# EXERCISE OBJECTIVE:
Transcribe nothing but the lines from the one with "Output a JSON object describing" to the end of the entries, both included, keeping each exact and leaving every picture out.
>> start EXCERPTED DATA
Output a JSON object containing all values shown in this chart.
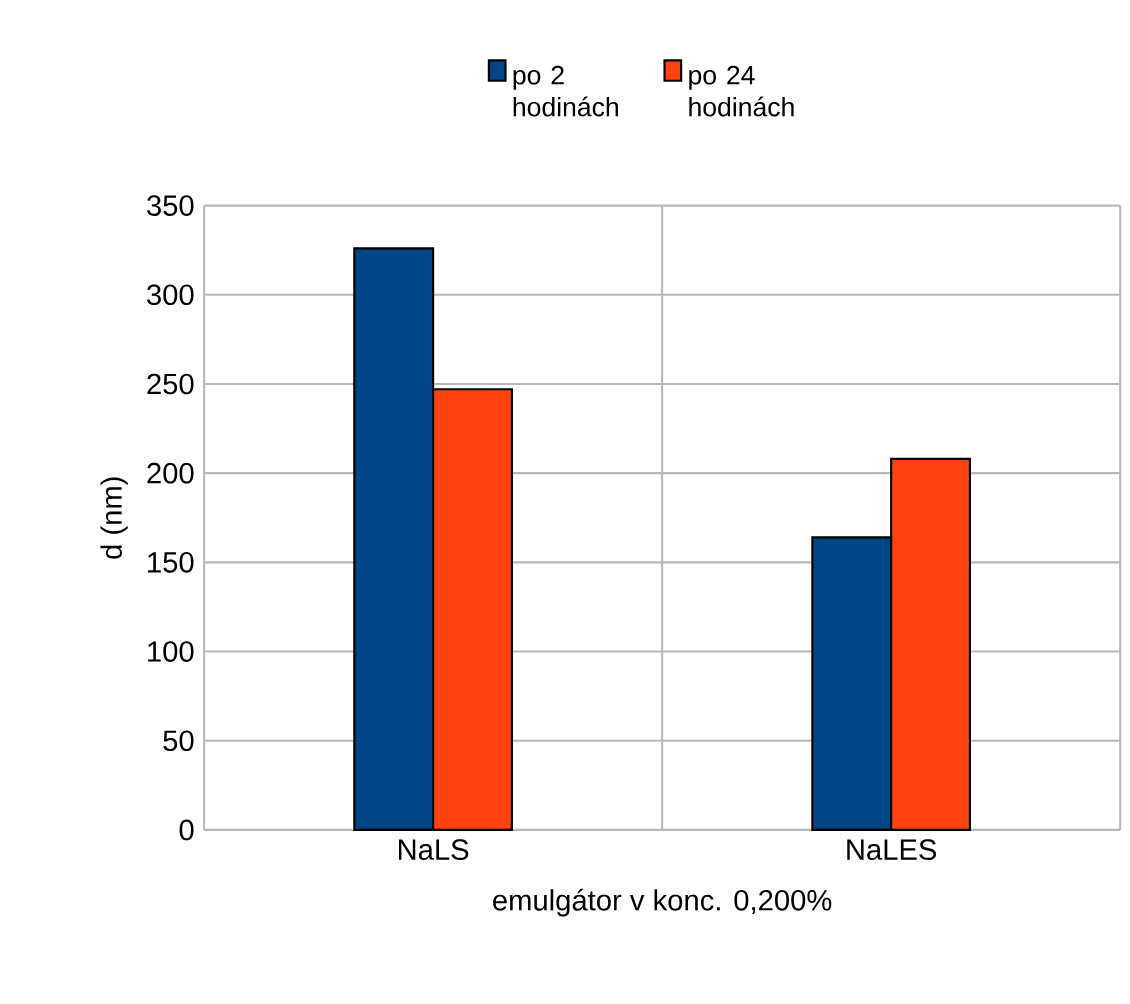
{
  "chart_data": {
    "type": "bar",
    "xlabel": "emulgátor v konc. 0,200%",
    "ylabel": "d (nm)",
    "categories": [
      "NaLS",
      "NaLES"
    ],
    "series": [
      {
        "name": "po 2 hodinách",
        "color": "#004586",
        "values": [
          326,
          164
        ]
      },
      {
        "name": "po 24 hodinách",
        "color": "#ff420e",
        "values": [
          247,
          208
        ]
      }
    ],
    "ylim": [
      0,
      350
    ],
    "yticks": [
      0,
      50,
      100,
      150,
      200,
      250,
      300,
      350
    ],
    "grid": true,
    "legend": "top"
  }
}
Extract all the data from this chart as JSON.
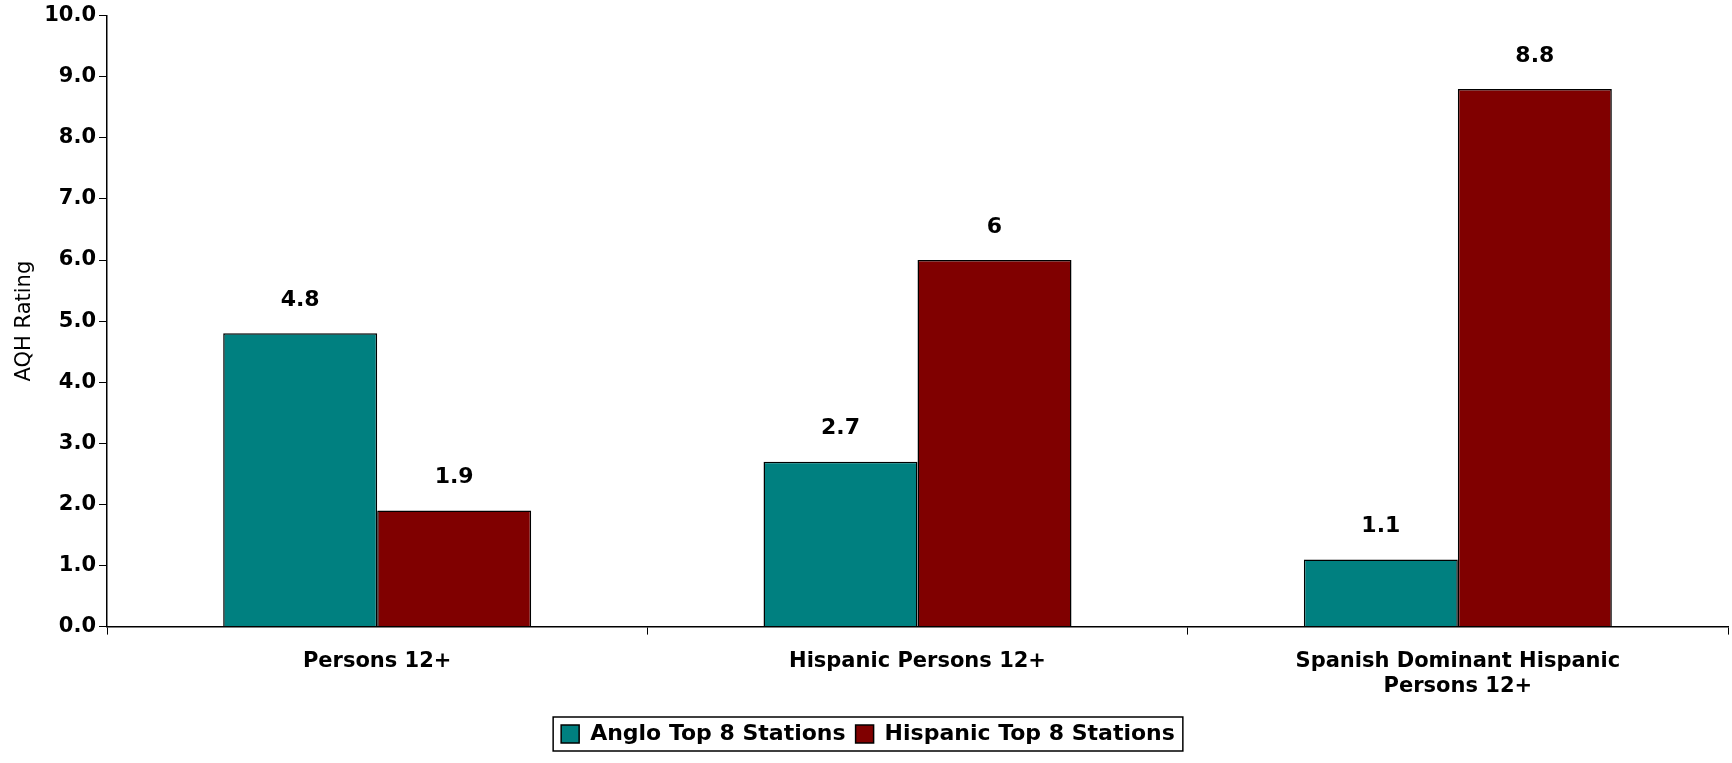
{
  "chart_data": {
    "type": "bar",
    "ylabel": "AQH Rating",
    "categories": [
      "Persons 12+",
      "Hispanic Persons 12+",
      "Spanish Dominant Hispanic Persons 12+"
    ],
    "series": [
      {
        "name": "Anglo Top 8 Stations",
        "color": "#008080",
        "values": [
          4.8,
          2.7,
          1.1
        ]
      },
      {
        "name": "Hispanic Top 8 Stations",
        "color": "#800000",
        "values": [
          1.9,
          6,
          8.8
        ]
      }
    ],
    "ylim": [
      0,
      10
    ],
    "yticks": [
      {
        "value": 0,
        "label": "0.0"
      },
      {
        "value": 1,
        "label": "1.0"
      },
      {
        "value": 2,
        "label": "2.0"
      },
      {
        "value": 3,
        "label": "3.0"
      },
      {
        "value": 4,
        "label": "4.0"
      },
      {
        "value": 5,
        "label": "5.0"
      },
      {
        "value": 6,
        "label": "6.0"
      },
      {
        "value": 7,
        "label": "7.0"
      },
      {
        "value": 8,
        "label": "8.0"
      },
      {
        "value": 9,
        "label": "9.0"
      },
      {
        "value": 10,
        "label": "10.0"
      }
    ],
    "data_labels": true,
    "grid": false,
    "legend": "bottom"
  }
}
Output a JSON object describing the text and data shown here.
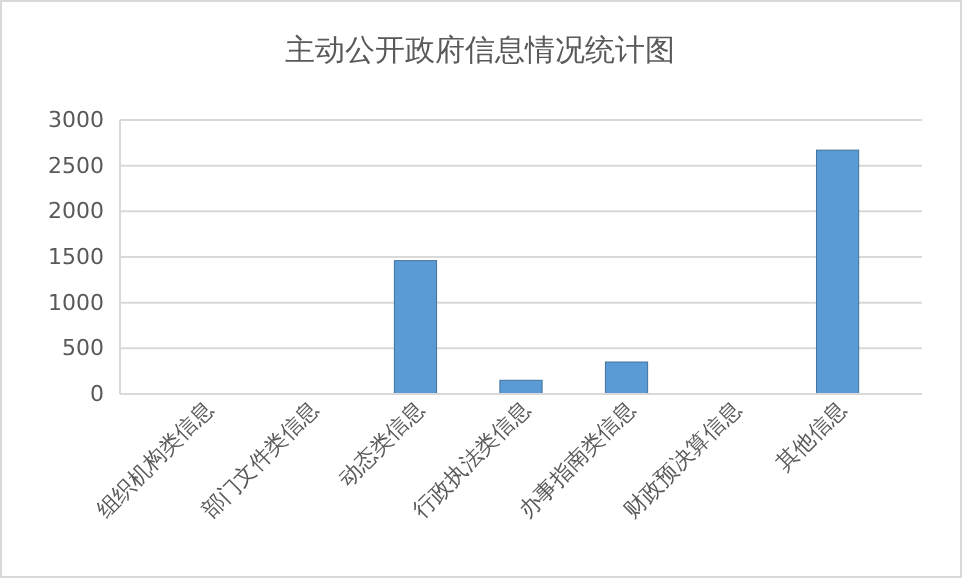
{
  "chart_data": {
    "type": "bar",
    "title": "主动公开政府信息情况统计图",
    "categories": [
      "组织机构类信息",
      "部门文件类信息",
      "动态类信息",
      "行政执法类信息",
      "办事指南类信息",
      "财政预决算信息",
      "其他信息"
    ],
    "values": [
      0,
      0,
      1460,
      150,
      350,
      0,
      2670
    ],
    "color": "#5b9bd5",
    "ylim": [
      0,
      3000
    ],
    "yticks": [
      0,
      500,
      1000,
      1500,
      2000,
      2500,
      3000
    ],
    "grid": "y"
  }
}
>> end EXCERPTED DATA
# FINISHED ANSWER:
Output a JSON object describing the text and data shown here.
{
  "chart_data": {
    "type": "bar",
    "title": "主动公开政府信息情况统计图",
    "categories": [
      "组织机构类信息",
      "部门文件类信息",
      "动态类信息",
      "行政执法类信息",
      "办事指南类信息",
      "财政预决算信息",
      "其他信息"
    ],
    "values": [
      0,
      0,
      1460,
      150,
      350,
      0,
      2670
    ],
    "color": "#5b9bd5",
    "ylim": [
      0,
      3000
    ],
    "yticks": [
      0,
      500,
      1000,
      1500,
      2000,
      2500,
      3000
    ],
    "grid": "y"
  }
}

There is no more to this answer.